■ Exercise directions
Take from the listing each line that has the string "février".

───

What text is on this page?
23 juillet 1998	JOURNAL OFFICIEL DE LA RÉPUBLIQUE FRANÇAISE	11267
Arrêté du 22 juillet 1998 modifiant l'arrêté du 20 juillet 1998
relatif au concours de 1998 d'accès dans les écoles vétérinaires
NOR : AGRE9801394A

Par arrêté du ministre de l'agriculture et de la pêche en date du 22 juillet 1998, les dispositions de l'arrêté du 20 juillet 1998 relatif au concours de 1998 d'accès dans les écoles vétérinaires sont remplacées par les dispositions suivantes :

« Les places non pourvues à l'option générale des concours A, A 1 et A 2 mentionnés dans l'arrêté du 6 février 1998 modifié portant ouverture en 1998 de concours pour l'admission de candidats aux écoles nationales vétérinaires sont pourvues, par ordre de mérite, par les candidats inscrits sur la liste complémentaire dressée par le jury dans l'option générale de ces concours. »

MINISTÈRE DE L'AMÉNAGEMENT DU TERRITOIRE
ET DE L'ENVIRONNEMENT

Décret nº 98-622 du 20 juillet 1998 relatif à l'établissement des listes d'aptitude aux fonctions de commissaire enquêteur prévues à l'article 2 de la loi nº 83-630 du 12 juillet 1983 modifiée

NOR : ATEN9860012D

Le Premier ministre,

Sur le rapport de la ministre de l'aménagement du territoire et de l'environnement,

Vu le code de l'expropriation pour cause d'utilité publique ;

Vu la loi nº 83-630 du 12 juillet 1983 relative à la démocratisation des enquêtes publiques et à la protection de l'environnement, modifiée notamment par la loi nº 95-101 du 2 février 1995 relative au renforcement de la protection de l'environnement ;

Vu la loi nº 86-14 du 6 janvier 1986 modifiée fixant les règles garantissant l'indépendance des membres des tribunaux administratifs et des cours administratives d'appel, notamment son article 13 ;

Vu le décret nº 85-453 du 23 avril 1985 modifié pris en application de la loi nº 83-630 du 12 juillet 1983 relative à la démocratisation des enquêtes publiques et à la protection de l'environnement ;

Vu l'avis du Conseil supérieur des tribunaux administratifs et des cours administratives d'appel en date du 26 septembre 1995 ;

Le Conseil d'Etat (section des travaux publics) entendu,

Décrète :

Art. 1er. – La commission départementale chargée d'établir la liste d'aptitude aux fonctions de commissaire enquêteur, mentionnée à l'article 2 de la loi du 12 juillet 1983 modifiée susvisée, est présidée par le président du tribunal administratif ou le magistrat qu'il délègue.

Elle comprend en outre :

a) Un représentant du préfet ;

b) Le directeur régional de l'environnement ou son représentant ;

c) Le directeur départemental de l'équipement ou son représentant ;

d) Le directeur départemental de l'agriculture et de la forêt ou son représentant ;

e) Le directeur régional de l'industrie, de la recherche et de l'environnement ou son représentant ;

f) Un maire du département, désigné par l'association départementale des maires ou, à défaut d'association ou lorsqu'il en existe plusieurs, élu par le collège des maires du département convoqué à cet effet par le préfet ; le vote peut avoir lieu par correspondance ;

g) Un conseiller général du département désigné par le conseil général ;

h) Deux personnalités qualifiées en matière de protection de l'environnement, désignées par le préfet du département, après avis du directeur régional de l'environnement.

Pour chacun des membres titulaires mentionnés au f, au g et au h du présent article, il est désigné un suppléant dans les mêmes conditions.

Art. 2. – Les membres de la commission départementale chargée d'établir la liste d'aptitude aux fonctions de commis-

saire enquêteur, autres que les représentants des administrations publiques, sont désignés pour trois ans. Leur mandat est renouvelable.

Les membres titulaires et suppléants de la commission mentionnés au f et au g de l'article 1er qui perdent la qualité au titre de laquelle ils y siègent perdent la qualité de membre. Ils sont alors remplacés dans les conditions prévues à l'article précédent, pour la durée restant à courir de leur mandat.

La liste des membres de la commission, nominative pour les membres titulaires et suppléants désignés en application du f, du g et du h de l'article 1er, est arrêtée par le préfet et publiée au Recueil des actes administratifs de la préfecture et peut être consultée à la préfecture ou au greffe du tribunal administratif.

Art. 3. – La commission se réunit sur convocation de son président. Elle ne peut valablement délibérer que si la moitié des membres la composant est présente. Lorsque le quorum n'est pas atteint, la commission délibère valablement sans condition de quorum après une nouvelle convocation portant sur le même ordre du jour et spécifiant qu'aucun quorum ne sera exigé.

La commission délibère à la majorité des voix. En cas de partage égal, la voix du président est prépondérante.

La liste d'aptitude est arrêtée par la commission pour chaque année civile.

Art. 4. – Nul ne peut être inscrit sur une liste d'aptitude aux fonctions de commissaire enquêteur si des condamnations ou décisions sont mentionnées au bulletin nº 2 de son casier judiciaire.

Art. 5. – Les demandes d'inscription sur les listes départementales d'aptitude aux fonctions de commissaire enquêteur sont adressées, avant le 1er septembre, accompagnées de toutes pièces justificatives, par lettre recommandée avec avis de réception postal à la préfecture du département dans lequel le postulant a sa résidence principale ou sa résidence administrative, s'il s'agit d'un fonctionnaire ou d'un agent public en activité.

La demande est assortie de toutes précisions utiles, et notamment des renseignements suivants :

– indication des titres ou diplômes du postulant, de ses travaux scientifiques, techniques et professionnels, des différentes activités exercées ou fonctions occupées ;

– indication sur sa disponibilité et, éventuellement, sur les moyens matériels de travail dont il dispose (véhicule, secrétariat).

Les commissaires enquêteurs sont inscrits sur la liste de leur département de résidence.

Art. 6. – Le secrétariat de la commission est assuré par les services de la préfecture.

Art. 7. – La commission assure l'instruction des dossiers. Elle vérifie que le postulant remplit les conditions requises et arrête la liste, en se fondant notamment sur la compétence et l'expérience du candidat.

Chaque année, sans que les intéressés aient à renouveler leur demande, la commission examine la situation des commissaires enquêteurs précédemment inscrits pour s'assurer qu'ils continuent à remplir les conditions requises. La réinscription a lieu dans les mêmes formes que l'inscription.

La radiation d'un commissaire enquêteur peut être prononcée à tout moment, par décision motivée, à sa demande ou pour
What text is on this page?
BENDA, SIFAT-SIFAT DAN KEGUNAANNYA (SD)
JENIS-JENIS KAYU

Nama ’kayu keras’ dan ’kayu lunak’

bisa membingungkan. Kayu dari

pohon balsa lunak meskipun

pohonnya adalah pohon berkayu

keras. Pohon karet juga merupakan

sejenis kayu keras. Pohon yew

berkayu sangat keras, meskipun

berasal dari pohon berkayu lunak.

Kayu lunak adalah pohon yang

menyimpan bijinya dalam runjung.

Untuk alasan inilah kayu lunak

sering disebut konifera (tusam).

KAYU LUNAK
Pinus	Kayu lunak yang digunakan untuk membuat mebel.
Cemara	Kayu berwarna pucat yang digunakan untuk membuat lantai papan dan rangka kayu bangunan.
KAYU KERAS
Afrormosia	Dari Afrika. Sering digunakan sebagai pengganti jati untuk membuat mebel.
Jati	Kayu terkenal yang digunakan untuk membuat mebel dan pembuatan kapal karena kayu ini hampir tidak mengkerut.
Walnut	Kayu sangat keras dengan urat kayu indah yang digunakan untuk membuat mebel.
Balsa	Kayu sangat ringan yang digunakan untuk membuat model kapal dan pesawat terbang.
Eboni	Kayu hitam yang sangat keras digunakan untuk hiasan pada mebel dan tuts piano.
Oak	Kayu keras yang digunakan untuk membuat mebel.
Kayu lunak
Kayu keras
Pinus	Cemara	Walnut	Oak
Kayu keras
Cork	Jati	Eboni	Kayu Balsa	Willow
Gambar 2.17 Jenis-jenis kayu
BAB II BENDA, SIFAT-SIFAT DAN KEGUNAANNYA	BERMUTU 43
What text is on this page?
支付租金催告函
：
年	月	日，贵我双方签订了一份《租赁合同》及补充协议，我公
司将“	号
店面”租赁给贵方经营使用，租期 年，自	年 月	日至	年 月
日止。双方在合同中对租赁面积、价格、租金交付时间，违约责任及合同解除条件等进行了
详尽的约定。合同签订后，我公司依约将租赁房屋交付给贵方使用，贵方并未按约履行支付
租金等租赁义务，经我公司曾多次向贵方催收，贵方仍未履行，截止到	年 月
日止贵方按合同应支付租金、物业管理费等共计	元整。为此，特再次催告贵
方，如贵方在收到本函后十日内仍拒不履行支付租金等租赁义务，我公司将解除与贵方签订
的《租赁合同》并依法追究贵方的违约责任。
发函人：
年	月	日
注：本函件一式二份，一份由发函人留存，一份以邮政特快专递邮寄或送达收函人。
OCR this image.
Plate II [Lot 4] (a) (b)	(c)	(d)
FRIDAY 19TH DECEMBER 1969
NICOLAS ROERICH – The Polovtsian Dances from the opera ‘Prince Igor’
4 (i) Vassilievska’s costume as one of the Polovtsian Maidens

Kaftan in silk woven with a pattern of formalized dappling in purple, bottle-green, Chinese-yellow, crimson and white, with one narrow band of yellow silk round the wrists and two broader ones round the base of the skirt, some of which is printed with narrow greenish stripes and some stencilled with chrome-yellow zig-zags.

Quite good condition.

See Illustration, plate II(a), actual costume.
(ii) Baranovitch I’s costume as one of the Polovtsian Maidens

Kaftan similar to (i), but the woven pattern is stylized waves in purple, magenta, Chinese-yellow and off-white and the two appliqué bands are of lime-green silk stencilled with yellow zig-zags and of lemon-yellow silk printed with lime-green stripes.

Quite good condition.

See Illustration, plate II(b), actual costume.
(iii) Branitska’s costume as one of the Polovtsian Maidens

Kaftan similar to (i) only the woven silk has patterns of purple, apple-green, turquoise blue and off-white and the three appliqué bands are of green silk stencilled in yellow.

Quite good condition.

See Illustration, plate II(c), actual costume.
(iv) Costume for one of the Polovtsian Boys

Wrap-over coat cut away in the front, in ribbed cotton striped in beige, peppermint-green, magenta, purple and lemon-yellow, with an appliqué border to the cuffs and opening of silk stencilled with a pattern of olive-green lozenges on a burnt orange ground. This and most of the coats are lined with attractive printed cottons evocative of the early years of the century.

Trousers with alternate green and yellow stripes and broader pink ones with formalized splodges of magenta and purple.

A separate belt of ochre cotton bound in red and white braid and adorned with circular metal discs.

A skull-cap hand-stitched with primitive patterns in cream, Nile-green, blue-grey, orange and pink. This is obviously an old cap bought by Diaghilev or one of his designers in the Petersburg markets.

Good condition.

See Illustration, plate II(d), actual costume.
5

───

■ Answer for the task
« Les places non pourvues à l'option générale des concours A, A 1 et A 2 mentionnés dans l'arrêté du 6 février 1998 modifié portant ouverture en 1998 de concours pour l'admission de candidats aux écoles nationales vétérinaires sont pourvues, par ordre de mérite, par les candidats inscrits sur la liste complémentaire dressée par le jury dans l'option générale de ces concours. »
Vu la loi nº 83-630 du 12 juillet 1983 relative à la démocratisation des enquêtes publiques et à la protection de l'environnement, modifiée notamment par la loi nº 95-101 du 2 février 1995 relative au renforcement de la protection de l'environnement ;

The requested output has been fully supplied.